:: Exercise requirements ::
Omit any picture, and return the remaining data exactly as written.

:: Extracted data entries ::
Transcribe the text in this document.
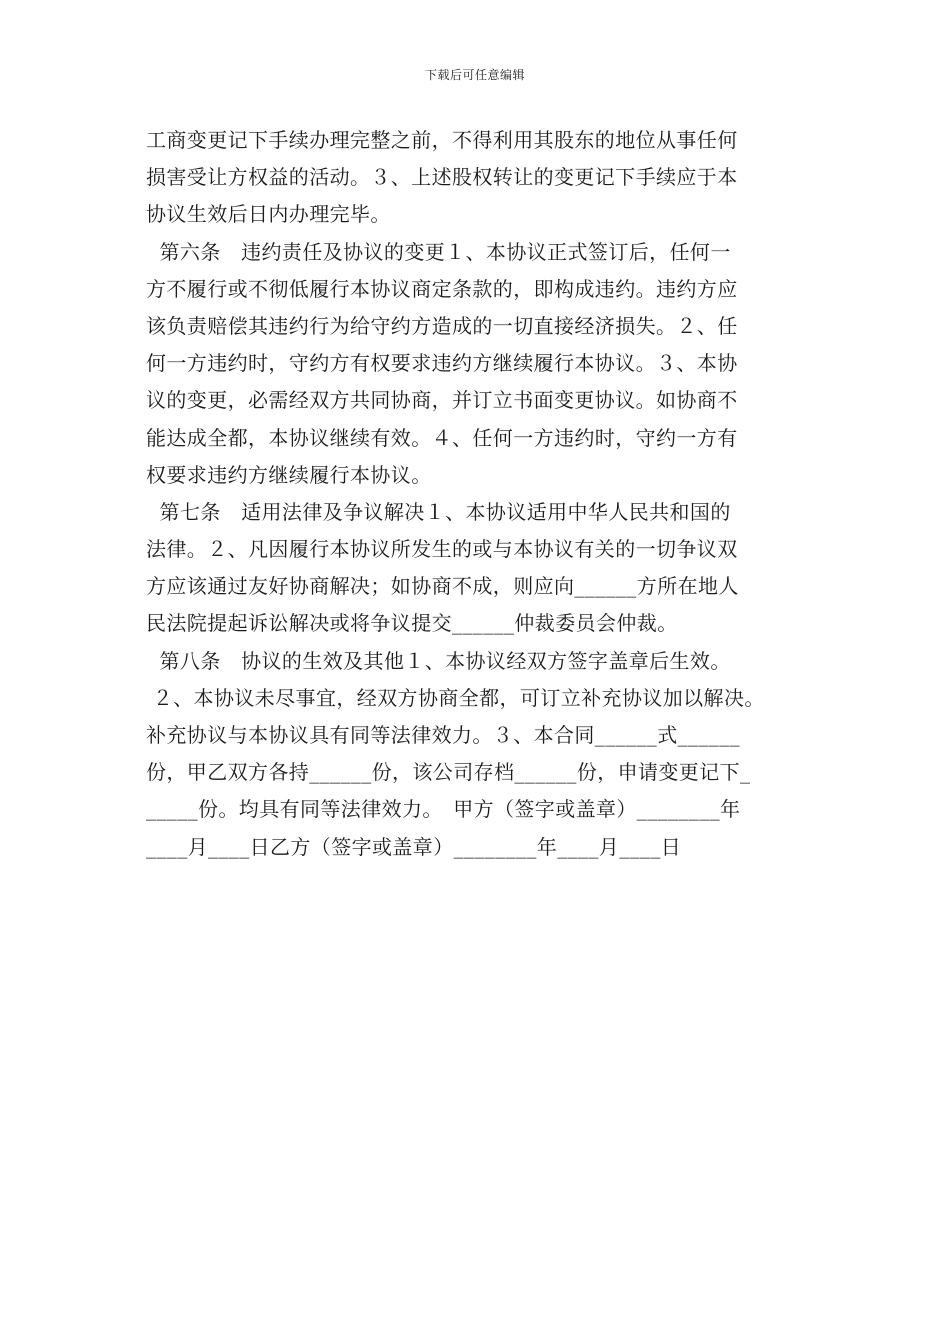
下载后可任意编辑
工商变更记下手续办理完整之前，不得利用其股东的地位从事任何
损害受让方权益的活动。３、上述股权转让的变更记下手续应于本
协议生效后日内办理完毕。
第六条　违约责任及协议的变更１、本协议正式签订后，任何一
方不履行或不彻低履行本协议商定条款的，即构成违约。违约方应
该负责赔偿其违约行为给守约方造成的一切直接经济损失。２、任
何一方违约时，守约方有权要求违约方继续履行本协议。３、本协
议的变更，必需经双方共同协商，并订立书面变更协议。如协商不
能达成全都，本协议继续有效。４、任何一方违约时，守约一方有
权要求违约方继续履行本协议。
第七条　适用法律及争议解决１、本协议适用中华人民共和国的
法律。２、凡因履行本协议所发生的或与本协议有关的一切争议双
方应该通过友好协商解决；如协商不成，则应向______方所在地人
民法院提起诉讼解决或将争议提交______仲裁委员会仲裁。
第八条　协议的生效及其他１、本协议经双方签字盖章后生效。
２、本协议未尽事宜，经双方协商全都，可订立补充协议加以解决。
补充协议与本协议具有同等法律效力。３、本合同______式______
份，甲乙双方各持______份，该公司存档______份，申请变更记下_
_____份。均具有同等法律效力。　甲方（签字或盖章）________年
____月____日乙方（签字或盖章）________年____月____日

:: Exercise answer ::
Transcribe the text in this document.
下载后可任意编辑
工商变更记下手续办理完整之前，不得利用其股东的地位从事任何
损害受让方权益的活动。３、上述股权转让的变更记下手续应于本
协议生效后日内办理完毕。
第六条　违约责任及协议的变更１、本协议正式签订后，任何一
方不履行或不彻低履行本协议商定条款的，即构成违约。违约方应
该负责赔偿其违约行为给守约方造成的一切直接经济损失。２、任
何一方违约时，守约方有权要求违约方继续履行本协议。３、本协
议的变更，必需经双方共同协商，并订立书面变更协议。如协商不
能达成全都，本协议继续有效。４、任何一方违约时，守约一方有
权要求违约方继续履行本协议。
第七条　适用法律及争议解决１、本协议适用中华人民共和国的
法律。２、凡因履行本协议所发生的或与本协议有关的一切争议双
方应该通过友好协商解决；如协商不成，则应向______方所在地人
民法院提起诉讼解决或将争议提交______仲裁委员会仲裁。
第八条　协议的生效及其他１、本协议经双方签字盖章后生效。
２、本协议未尽事宜，经双方协商全都，可订立补充协议加以解决。
补充协议与本协议具有同等法律效力。３、本合同______式______
份，甲乙双方各持______份，该公司存档______份，申请变更记下_
_____份。均具有同等法律效力。　甲方（签字或盖章）________年
____月____日乙方（签字或盖章）________年____月____日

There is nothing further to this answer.